[Set task] The records are to be restated in their entirety, word for word.

---

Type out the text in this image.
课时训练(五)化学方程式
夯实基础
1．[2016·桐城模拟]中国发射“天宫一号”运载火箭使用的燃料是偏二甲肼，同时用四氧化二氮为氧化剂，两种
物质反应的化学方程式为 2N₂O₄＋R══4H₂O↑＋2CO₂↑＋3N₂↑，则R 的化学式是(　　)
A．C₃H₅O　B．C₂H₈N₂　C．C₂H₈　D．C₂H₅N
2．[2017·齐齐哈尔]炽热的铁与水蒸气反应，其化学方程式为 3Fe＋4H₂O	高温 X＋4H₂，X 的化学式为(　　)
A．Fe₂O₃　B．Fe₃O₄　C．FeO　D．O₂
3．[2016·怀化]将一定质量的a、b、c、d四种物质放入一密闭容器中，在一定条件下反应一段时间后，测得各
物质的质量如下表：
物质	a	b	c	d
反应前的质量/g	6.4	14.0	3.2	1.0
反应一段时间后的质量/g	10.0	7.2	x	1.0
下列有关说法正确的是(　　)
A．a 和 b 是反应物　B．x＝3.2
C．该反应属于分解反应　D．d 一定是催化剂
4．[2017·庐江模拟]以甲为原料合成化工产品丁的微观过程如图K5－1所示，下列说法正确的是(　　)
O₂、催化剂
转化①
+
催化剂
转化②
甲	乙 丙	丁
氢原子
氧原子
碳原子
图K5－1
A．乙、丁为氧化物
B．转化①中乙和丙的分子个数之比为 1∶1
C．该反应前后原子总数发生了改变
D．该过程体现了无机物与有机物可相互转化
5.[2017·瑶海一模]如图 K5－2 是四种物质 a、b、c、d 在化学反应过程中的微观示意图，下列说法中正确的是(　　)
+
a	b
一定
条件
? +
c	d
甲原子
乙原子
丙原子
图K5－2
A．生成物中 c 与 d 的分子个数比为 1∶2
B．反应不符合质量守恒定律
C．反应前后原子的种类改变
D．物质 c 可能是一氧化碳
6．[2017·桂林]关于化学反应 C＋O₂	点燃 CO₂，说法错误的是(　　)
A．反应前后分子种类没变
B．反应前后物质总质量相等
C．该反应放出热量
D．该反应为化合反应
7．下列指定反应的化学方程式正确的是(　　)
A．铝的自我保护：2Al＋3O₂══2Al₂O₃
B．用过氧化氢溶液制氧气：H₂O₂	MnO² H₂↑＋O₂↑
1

---

[Result of the task]
Type out the text in this image.
课时训练(五)化学方程式
夯实基础
1．[2016·桐城模拟]中国发射“天宫一号”运载火箭使用的燃料是偏二甲肼，同时用四氧化二氮为氧化剂，两种
物质反应的化学方程式为 2N₂O₄＋R══4H₂O↑＋2CO₂↑＋3N₂↑，则R 的化学式是(　　)
A．C₃H₅O　B．C₂H₈N₂　C．C₂H₈　D．C₂H₅N
2．[2017·齐齐哈尔]炽热的铁与水蒸气反应，其化学方程式为 3Fe＋4H₂O	高温 X＋4H₂，X 的化学式为(　　)
A．Fe₂O₃　B．Fe₃O₄　C．FeO　D．O₂
3．[2016·怀化]将一定质量的a、b、c、d四种物质放入一密闭容器中，在一定条件下反应一段时间后，测得各
物质的质量如下表：
物质	a	b	c	d
反应前的质量/g	6.4	14.0	3.2	1.0
反应一段时间后的质量/g	10.0	7.2	x	1.0
下列有关说法正确的是(　　)
A．a 和 b 是反应物　B．x＝3.2
C．该反应属于分解反应　D．d 一定是催化剂
4．[2017·庐江模拟]以甲为原料合成化工产品丁的微观过程如图K5－1所示，下列说法正确的是(　　)
O₂、催化剂
转化①
+
催化剂
转化②
甲	乙 丙	丁
氢原子
氧原子
碳原子
图K5－1
A．乙、丁为氧化物
B．转化①中乙和丙的分子个数之比为 1∶1
C．该反应前后原子总数发生了改变
D．该过程体现了无机物与有机物可相互转化
5.[2017·瑶海一模]如图 K5－2 是四种物质 a、b、c、d 在化学反应过程中的微观示意图，下列说法中正确的是(　　)
+
a	b
一定
条件
? +
c	d
甲原子
乙原子
丙原子
图K5－2
A．生成物中 c 与 d 的分子个数比为 1∶2
B．反应不符合质量守恒定律
C．反应前后原子的种类改变
D．物质 c 可能是一氧化碳
6．[2017·桂林]关于化学反应 C＋O₂	点燃 CO₂，说法错误的是(　　)
A．反应前后分子种类没变
B．反应前后物质总质量相等
C．该反应放出热量
D．该反应为化合反应
7．下列指定反应的化学方程式正确的是(　　)
A．铝的自我保护：2Al＋3O₂══2Al₂O₃
B．用过氧化氢溶液制氧气：H₂O₂	MnO² H₂↑＋O₂↑
1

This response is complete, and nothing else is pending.